WHAT THE EXERCISE ASKS >> Reproduce each line bearing the word "temperature".

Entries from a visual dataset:

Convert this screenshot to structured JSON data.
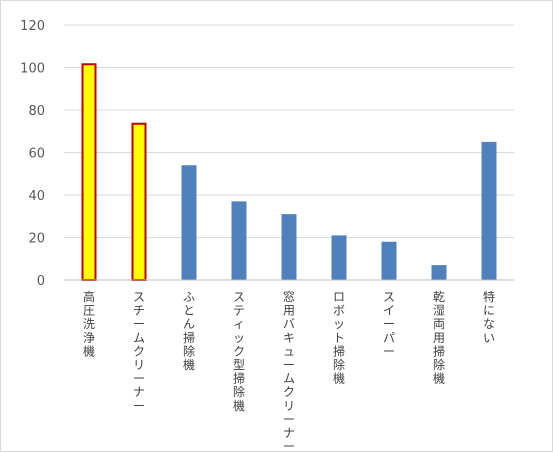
{
  "chart_data": {
    "type": "bar",
    "categories": [
      "高圧洗浄機",
      "スチームクリーナー",
      "ふとん掃除機",
      "スティック型掃除機",
      "窓用バキュームクリーナー",
      "ロボット掃除機",
      "スイーパー",
      "乾湿両用掃除機",
      "特にない"
    ],
    "values": [
      102,
      74,
      54,
      37,
      31,
      21,
      18,
      7,
      65
    ],
    "highlighted": [
      true,
      true,
      false,
      false,
      false,
      false,
      false,
      false,
      false
    ],
    "ylim": [
      0,
      120
    ],
    "yticks": [
      0,
      20,
      40,
      60,
      80,
      100,
      120
    ],
    "grid": true,
    "legend": "none",
    "colors": {
      "default_bar": "#4f81bd",
      "highlight_fill": "#ffff00",
      "highlight_stroke": "#c00000",
      "gridline": "#d9d9d9",
      "axis": "#bfbfbf"
    }
  }
}
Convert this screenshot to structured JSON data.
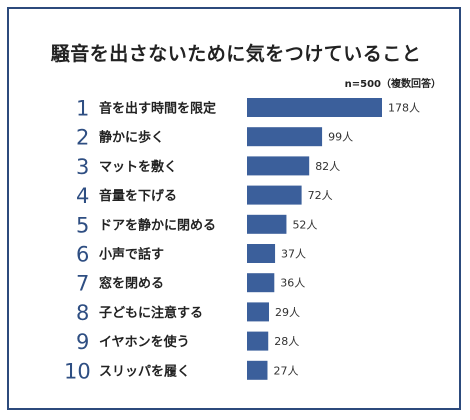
{
  "chart_data": {
    "type": "bar",
    "orientation": "horizontal",
    "title": "騒音を出さないために気をつけていること",
    "note": "n=500（複数回答）",
    "ranks": [
      "1",
      "2",
      "3",
      "4",
      "5",
      "6",
      "7",
      "8",
      "9",
      "10"
    ],
    "categories": [
      "音を出す時間を限定",
      "静かに歩く",
      "マットを敷く",
      "音量を下げる",
      "ドアを静かに閉める",
      "小声で話す",
      "窓を閉める",
      "子どもに注意する",
      "イヤホンを使う",
      "スリッパを履く"
    ],
    "values": [
      178,
      99,
      82,
      72,
      52,
      37,
      36,
      29,
      28,
      27
    ],
    "value_labels": [
      "178人",
      "99人",
      "82人",
      "72人",
      "52人",
      "37人",
      "36人",
      "29人",
      "28人",
      "27人"
    ],
    "xlim": [
      0,
      178
    ],
    "grid": false,
    "legend": "none"
  },
  "colors": {
    "bar": "#3b5f9b",
    "rank": "#2e4e82",
    "border": "#2c4a7c"
  }
}
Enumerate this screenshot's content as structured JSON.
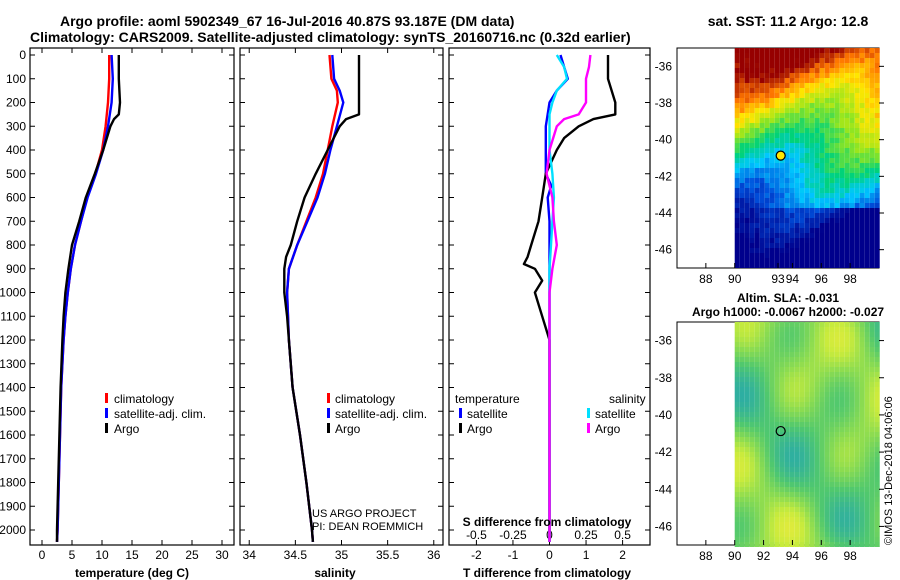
{
  "title_line1": "Argo profile: aoml 5902349_67 16-Jul-2016 40.87S 93.187E (DM data)",
  "title_line2": "Climatology: CARS2009. Satellite-adjusted climatology: synTS_20160716.nc (0.32d earlier)",
  "depth_ticks": [
    "0",
    "100",
    "200",
    "300",
    "400",
    "500",
    "600",
    "700",
    "800",
    "900",
    "1000",
    "1100",
    "1200",
    "1300",
    "1400",
    "1500",
    "1600",
    "1700",
    "1800",
    "1900",
    "2000"
  ],
  "colors": {
    "climatology": "#ff0000",
    "satellite": "#0000ff",
    "argo": "#000000",
    "salinity_sat": "#00e0ff",
    "salinity_argo": "#ff00ff"
  },
  "chart_data": [
    {
      "type": "line",
      "name": "temperature",
      "xlabel": "temperature (deg C)",
      "xlim": [
        -2,
        32
      ],
      "ylim": [
        0,
        2050
      ],
      "x_ticks": [
        "0",
        "5",
        "10",
        "15",
        "20",
        "25",
        "30"
      ],
      "legend": [
        "climatology",
        "satellite-adj. clim.",
        "Argo"
      ],
      "series": [
        {
          "name": "climatology",
          "depth": [
            0,
            50,
            100,
            200,
            300,
            400,
            500,
            600,
            700,
            800,
            900,
            1000,
            1100,
            1200,
            1400,
            1600,
            1800,
            2000,
            2050
          ],
          "values": [
            11.2,
            11.2,
            11.2,
            11.0,
            10.6,
            10.0,
            8.9,
            7.5,
            6.5,
            5.5,
            4.8,
            4.3,
            3.9,
            3.6,
            3.2,
            3.0,
            2.8,
            2.6,
            2.5
          ]
        },
        {
          "name": "satellite-adj. clim.",
          "depth": [
            0,
            50,
            100,
            200,
            300,
            400,
            500,
            600,
            700,
            800,
            900,
            1000,
            1100,
            1200,
            1400,
            1600,
            1800,
            2000,
            2050
          ],
          "values": [
            11.6,
            11.7,
            11.8,
            11.6,
            11.0,
            10.2,
            9.0,
            7.6,
            6.5,
            5.5,
            4.8,
            4.3,
            3.9,
            3.6,
            3.2,
            3.0,
            2.8,
            2.6,
            2.5
          ]
        },
        {
          "name": "Argo",
          "depth": [
            0,
            50,
            100,
            200,
            250,
            270,
            300,
            350,
            400,
            500,
            600,
            700,
            800,
            900,
            1000,
            1100,
            1200,
            1400,
            1600,
            1800,
            2000,
            2050
          ],
          "values": [
            12.8,
            12.8,
            12.8,
            13.0,
            12.8,
            12.0,
            11.4,
            10.8,
            10.2,
            8.8,
            7.3,
            6.2,
            5.0,
            4.4,
            3.9,
            3.6,
            3.4,
            3.1,
            2.9,
            2.7,
            2.5,
            2.5
          ]
        }
      ]
    },
    {
      "type": "line",
      "name": "salinity",
      "xlabel": "salinity",
      "xlim": [
        33.9,
        36.1
      ],
      "ylim": [
        0,
        2050
      ],
      "x_ticks": [
        "34",
        "34.5",
        "35",
        "35.5",
        "36"
      ],
      "legend": [
        "climatology",
        "satellite-adj. clim.",
        "Argo"
      ],
      "series": [
        {
          "name": "climatology",
          "depth": [
            0,
            100,
            150,
            200,
            300,
            400,
            500,
            600,
            700,
            800,
            900,
            1000,
            1200,
            1400,
            1600,
            1800,
            2000,
            2050
          ],
          "values": [
            34.87,
            34.89,
            34.95,
            34.96,
            34.9,
            34.85,
            34.8,
            34.72,
            34.62,
            34.52,
            34.43,
            34.41,
            34.43,
            34.47,
            34.55,
            34.62,
            34.68,
            34.69
          ]
        },
        {
          "name": "satellite-adj. clim.",
          "depth": [
            0,
            100,
            150,
            200,
            300,
            400,
            500,
            600,
            700,
            800,
            900,
            1000,
            1200,
            1400,
            1600,
            1800,
            2000,
            2050
          ],
          "values": [
            34.9,
            34.92,
            34.98,
            35.02,
            34.95,
            34.88,
            34.82,
            34.74,
            34.63,
            34.52,
            34.43,
            34.41,
            34.43,
            34.47,
            34.55,
            34.62,
            34.68,
            34.69
          ]
        },
        {
          "name": "Argo",
          "depth": [
            0,
            100,
            200,
            250,
            270,
            300,
            400,
            500,
            600,
            700,
            800,
            850,
            900,
            1000,
            1100,
            1200,
            1400,
            1600,
            1800,
            2000,
            2050
          ],
          "values": [
            35.19,
            35.19,
            35.19,
            35.19,
            35.05,
            34.98,
            34.85,
            34.72,
            34.6,
            34.52,
            34.45,
            34.4,
            34.38,
            34.38,
            34.41,
            34.43,
            34.47,
            34.55,
            34.62,
            34.68,
            34.69
          ]
        }
      ],
      "annotations": [
        "US ARGO PROJECT",
        "PI: DEAN ROEMMICH"
      ]
    },
    {
      "type": "line",
      "name": "differences",
      "xlabel": "T difference from climatology",
      "xlabel_top": "S difference from climatology",
      "xlim": [
        -2.75,
        2.75
      ],
      "ylim": [
        0,
        2050
      ],
      "x_ticks": [
        "-2",
        "-1",
        "0",
        "1",
        "2"
      ],
      "x_ticks_top": [
        "-0.5",
        "-0.25",
        "0",
        "0.25",
        "0.5"
      ],
      "legend_titles": [
        "temperature",
        "salinity"
      ],
      "legend": [
        "satellite",
        "Argo",
        "satellite",
        "Argo"
      ],
      "series": [
        {
          "name": "temperature satellite",
          "depth": [
            0,
            50,
            100,
            150,
            200,
            300,
            400,
            500,
            550,
            600,
            700,
            800,
            900,
            1000,
            1200,
            1400,
            1600,
            1800,
            2000,
            2050
          ],
          "values": [
            0.3,
            0.4,
            0.5,
            0.2,
            0.0,
            -0.1,
            -0.1,
            -0.1,
            0.05,
            -0.05,
            0.0,
            0.0,
            0.0,
            0.0,
            0.0,
            0.0,
            0.0,
            0.0,
            0.0,
            0.0
          ]
        },
        {
          "name": "temperature Argo",
          "depth": [
            0,
            100,
            200,
            250,
            270,
            300,
            350,
            400,
            500,
            600,
            700,
            800,
            850,
            880,
            900,
            950,
            1000,
            1100,
            1200,
            1400,
            1600,
            1800,
            2000,
            2050
          ],
          "values": [
            1.6,
            1.6,
            1.8,
            1.8,
            1.2,
            0.8,
            0.4,
            0.2,
            -0.1,
            -0.2,
            -0.3,
            -0.5,
            -0.6,
            -0.7,
            -0.4,
            -0.2,
            -0.4,
            -0.2,
            0.0,
            0.0,
            0.0,
            0.0,
            0.0,
            0.0
          ]
        },
        {
          "name": "salinity satellite",
          "depth": [
            0,
            50,
            100,
            150,
            200,
            250,
            300,
            400,
            500,
            600,
            700,
            800,
            900,
            1000,
            1200,
            1400,
            1600,
            1800,
            2000,
            2050
          ],
          "values": [
            0.05,
            0.1,
            0.12,
            0.05,
            0.02,
            0.0,
            0.0,
            0.0,
            0.02,
            0.03,
            0.02,
            0.01,
            0.0,
            0.0,
            0.0,
            0.0,
            0.0,
            0.0,
            0.0,
            0.0
          ]
        },
        {
          "name": "salinity Argo",
          "depth": [
            0,
            50,
            100,
            200,
            250,
            270,
            300,
            400,
            500,
            600,
            700,
            800,
            900,
            1000,
            1100,
            1200,
            1400,
            1600,
            1800,
            2000,
            2050
          ],
          "values": [
            0.28,
            0.27,
            0.25,
            0.25,
            0.2,
            0.1,
            0.05,
            0.0,
            -0.02,
            0.02,
            0.03,
            0.05,
            0.02,
            0.0,
            0.0,
            0.0,
            0.0,
            0.0,
            0.0,
            0.0,
            0.0
          ]
        }
      ]
    },
    {
      "type": "heatmap",
      "name": "sst-map",
      "title": "sat. SST: 11.2 Argo: 12.8",
      "x_ticks": [
        "88",
        "90",
        "93",
        "94",
        "96",
        "98"
      ],
      "y_ticks": [
        "-36",
        "-38",
        "-40",
        "-42",
        "-44",
        "-46"
      ],
      "profile_lon": 93.187,
      "profile_lat": -40.87
    },
    {
      "type": "heatmap",
      "name": "sla-map",
      "title": "Altim. SLA: -0.031",
      "subtitle": "Argo h1000: -0.0067 h2000: -0.027",
      "x_ticks": [
        "88",
        "90",
        "92",
        "94",
        "96",
        "98"
      ],
      "y_ticks": [
        "-36",
        "-38",
        "-40",
        "-42",
        "-44",
        "-46"
      ],
      "profile_lon": 93.187,
      "profile_lat": -40.87
    }
  ],
  "credit": "©IMOS 13-Dec-2018 04:06:06"
}
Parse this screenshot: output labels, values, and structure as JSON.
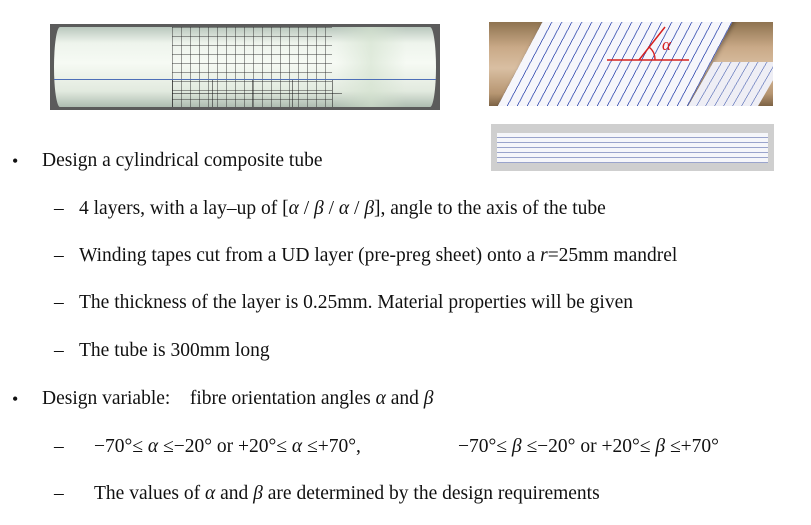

RESULT >>
      "name": "temperature",
      "xlabel": "temperature (deg C)",
        "temperature",
          "name": "temperature satellite",
          "name": "temperature Argo",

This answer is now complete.